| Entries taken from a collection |
----------------

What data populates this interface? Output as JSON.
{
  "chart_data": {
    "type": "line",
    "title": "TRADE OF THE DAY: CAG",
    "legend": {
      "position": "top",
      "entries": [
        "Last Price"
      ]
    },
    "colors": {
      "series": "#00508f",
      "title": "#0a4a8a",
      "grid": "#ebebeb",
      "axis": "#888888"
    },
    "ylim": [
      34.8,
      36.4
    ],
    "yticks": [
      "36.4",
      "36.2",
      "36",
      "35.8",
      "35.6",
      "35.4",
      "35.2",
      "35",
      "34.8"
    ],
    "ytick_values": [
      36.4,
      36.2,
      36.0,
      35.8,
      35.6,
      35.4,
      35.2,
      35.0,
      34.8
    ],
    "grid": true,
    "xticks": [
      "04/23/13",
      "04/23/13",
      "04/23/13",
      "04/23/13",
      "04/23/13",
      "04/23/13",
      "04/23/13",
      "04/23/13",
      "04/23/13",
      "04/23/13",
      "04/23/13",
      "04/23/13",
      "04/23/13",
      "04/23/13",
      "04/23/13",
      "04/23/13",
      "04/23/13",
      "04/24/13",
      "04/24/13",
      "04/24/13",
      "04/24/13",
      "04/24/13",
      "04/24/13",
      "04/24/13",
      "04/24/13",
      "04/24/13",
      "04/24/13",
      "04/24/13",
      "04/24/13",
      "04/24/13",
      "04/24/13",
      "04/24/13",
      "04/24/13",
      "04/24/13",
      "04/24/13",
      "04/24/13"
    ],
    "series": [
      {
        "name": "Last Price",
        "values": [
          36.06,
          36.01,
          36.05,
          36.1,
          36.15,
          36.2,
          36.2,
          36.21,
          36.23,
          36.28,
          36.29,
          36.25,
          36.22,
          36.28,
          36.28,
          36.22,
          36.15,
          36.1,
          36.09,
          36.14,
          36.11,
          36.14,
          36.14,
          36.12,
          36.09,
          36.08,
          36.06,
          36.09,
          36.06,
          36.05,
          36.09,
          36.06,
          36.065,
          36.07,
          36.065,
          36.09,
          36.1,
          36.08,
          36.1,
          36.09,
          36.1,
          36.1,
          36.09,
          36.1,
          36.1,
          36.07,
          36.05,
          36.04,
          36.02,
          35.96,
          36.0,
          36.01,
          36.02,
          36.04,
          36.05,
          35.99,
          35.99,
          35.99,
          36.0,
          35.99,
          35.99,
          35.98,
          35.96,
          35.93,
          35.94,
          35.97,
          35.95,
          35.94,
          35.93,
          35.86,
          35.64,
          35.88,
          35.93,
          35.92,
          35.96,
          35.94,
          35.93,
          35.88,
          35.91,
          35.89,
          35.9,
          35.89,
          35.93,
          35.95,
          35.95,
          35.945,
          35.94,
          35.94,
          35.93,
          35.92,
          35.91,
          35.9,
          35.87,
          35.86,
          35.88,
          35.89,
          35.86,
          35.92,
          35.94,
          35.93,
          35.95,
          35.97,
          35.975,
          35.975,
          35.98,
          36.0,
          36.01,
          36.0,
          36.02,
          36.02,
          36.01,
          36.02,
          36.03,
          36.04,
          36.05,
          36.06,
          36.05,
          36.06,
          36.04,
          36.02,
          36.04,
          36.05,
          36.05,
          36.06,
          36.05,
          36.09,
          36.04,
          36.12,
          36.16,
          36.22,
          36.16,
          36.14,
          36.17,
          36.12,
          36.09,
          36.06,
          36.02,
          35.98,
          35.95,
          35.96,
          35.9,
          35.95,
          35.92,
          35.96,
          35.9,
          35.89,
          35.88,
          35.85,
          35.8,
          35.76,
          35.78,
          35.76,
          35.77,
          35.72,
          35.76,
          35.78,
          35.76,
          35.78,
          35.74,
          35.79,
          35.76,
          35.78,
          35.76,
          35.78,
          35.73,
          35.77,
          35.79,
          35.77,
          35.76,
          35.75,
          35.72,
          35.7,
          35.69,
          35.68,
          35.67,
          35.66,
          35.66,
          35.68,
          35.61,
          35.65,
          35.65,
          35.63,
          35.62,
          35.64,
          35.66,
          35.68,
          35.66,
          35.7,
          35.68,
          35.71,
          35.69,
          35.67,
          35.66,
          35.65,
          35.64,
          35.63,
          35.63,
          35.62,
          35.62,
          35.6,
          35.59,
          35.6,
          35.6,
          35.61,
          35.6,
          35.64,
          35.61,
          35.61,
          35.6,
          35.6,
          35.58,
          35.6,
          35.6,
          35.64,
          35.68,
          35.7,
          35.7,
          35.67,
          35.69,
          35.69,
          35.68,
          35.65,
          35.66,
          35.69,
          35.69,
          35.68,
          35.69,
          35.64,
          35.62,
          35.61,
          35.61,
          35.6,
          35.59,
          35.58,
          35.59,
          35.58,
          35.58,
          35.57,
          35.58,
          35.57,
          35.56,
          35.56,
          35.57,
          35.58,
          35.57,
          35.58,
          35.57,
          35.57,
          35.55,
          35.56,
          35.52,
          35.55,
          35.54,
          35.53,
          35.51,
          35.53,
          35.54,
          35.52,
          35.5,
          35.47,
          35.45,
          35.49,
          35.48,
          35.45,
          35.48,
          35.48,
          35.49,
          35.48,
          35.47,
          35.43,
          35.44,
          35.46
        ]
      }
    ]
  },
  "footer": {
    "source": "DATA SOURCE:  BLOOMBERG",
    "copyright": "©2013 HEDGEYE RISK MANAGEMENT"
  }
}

----------------

Repeat every record exactly as written, please.

| RESULT OF THE TASK |
What data populates this interface? Output as JSON.
{
  "chart_data": {
    "type": "line",
    "title": "TRADE OF THE DAY: CAG",
    "legend": {
      "position": "top",
      "entries": [
        "Last Price"
      ]
    },
    "colors": {
      "series": "#00508f",
      "title": "#0a4a8a",
      "grid": "#ebebeb",
      "axis": "#888888"
    },
    "ylim": [
      34.8,
      36.4
    ],
    "yticks": [
      "36.4",
      "36.2",
      "36",
      "35.8",
      "35.6",
      "35.4",
      "35.2",
      "35",
      "34.8"
    ],
    "ytick_values": [
      36.4,
      36.2,
      36.0,
      35.8,
      35.6,
      35.4,
      35.2,
      35.0,
      34.8
    ],
    "grid": true,
    "xticks": [
      "04/23/13",
      "04/23/13",
      "04/23/13",
      "04/23/13",
      "04/23/13",
      "04/23/13",
      "04/23/13",
      "04/23/13",
      "04/23/13",
      "04/23/13",
      "04/23/13",
      "04/23/13",
      "04/23/13",
      "04/23/13",
      "04/23/13",
      "04/23/13",
      "04/23/13",
      "04/24/13",
      "04/24/13",
      "04/24/13",
      "04/24/13",
      "04/24/13",
      "04/24/13",
      "04/24/13",
      "04/24/13",
      "04/24/13",
      "04/24/13",
      "04/24/13",
      "04/24/13",
      "04/24/13",
      "04/24/13",
      "04/24/13",
      "04/24/13",
      "04/24/13",
      "04/24/13",
      "04/24/13"
    ],
    "series": [
      {
        "name": "Last Price",
        "values": [
          36.06,
          36.01,
          36.05,
          36.1,
          36.15,
          36.2,
          36.2,
          36.21,
          36.23,
          36.28,
          36.29,
          36.25,
          36.22,
          36.28,
          36.28,
          36.22,
          36.15,
          36.1,
          36.09,
          36.14,
          36.11,
          36.14,
          36.14,
          36.12,
          36.09,
          36.08,
          36.06,
          36.09,
          36.06,
          36.05,
          36.09,
          36.06,
          36.065,
          36.07,
          36.065,
          36.09,
          36.1,
          36.08,
          36.1,
          36.09,
          36.1,
          36.1,
          36.09,
          36.1,
          36.1,
          36.07,
          36.05,
          36.04,
          36.02,
          35.96,
          36.0,
          36.01,
          36.02,
          36.04,
          36.05,
          35.99,
          35.99,
          35.99,
          36.0,
          35.99,
          35.99,
          35.98,
          35.96,
          35.93,
          35.94,
          35.97,
          35.95,
          35.94,
          35.93,
          35.86,
          35.64,
          35.88,
          35.93,
          35.92,
          35.96,
          35.94,
          35.93,
          35.88,
          35.91,
          35.89,
          35.9,
          35.89,
          35.93,
          35.95,
          35.95,
          35.945,
          35.94,
          35.94,
          35.93,
          35.92,
          35.91,
          35.9,
          35.87,
          35.86,
          35.88,
          35.89,
          35.86,
          35.92,
          35.94,
          35.93,
          35.95,
          35.97,
          35.975,
          35.975,
          35.98,
          36.0,
          36.01,
          36.0,
          36.02,
          36.02,
          36.01,
          36.02,
          36.03,
          36.04,
          36.05,
          36.06,
          36.05,
          36.06,
          36.04,
          36.02,
          36.04,
          36.05,
          36.05,
          36.06,
          36.05,
          36.09,
          36.04,
          36.12,
          36.16,
          36.22,
          36.16,
          36.14,
          36.17,
          36.12,
          36.09,
          36.06,
          36.02,
          35.98,
          35.95,
          35.96,
          35.9,
          35.95,
          35.92,
          35.96,
          35.9,
          35.89,
          35.88,
          35.85,
          35.8,
          35.76,
          35.78,
          35.76,
          35.77,
          35.72,
          35.76,
          35.78,
          35.76,
          35.78,
          35.74,
          35.79,
          35.76,
          35.78,
          35.76,
          35.78,
          35.73,
          35.77,
          35.79,
          35.77,
          35.76,
          35.75,
          35.72,
          35.7,
          35.69,
          35.68,
          35.67,
          35.66,
          35.66,
          35.68,
          35.61,
          35.65,
          35.65,
          35.63,
          35.62,
          35.64,
          35.66,
          35.68,
          35.66,
          35.7,
          35.68,
          35.71,
          35.69,
          35.67,
          35.66,
          35.65,
          35.64,
          35.63,
          35.63,
          35.62,
          35.62,
          35.6,
          35.59,
          35.6,
          35.6,
          35.61,
          35.6,
          35.64,
          35.61,
          35.61,
          35.6,
          35.6,
          35.58,
          35.6,
          35.6,
          35.64,
          35.68,
          35.7,
          35.7,
          35.67,
          35.69,
          35.69,
          35.68,
          35.65,
          35.66,
          35.69,
          35.69,
          35.68,
          35.69,
          35.64,
          35.62,
          35.61,
          35.61,
          35.6,
          35.59,
          35.58,
          35.59,
          35.58,
          35.58,
          35.57,
          35.58,
          35.57,
          35.56,
          35.56,
          35.57,
          35.58,
          35.57,
          35.58,
          35.57,
          35.57,
          35.55,
          35.56,
          35.52,
          35.55,
          35.54,
          35.53,
          35.51,
          35.53,
          35.54,
          35.52,
          35.5,
          35.47,
          35.45,
          35.49,
          35.48,
          35.45,
          35.48,
          35.48,
          35.49,
          35.48,
          35.47,
          35.43,
          35.44,
          35.46
        ]
      }
    ]
  },
  "footer": {
    "source": "DATA SOURCE:  BLOOMBERG",
    "copyright": "©2013 HEDGEYE RISK MANAGEMENT"
  }
}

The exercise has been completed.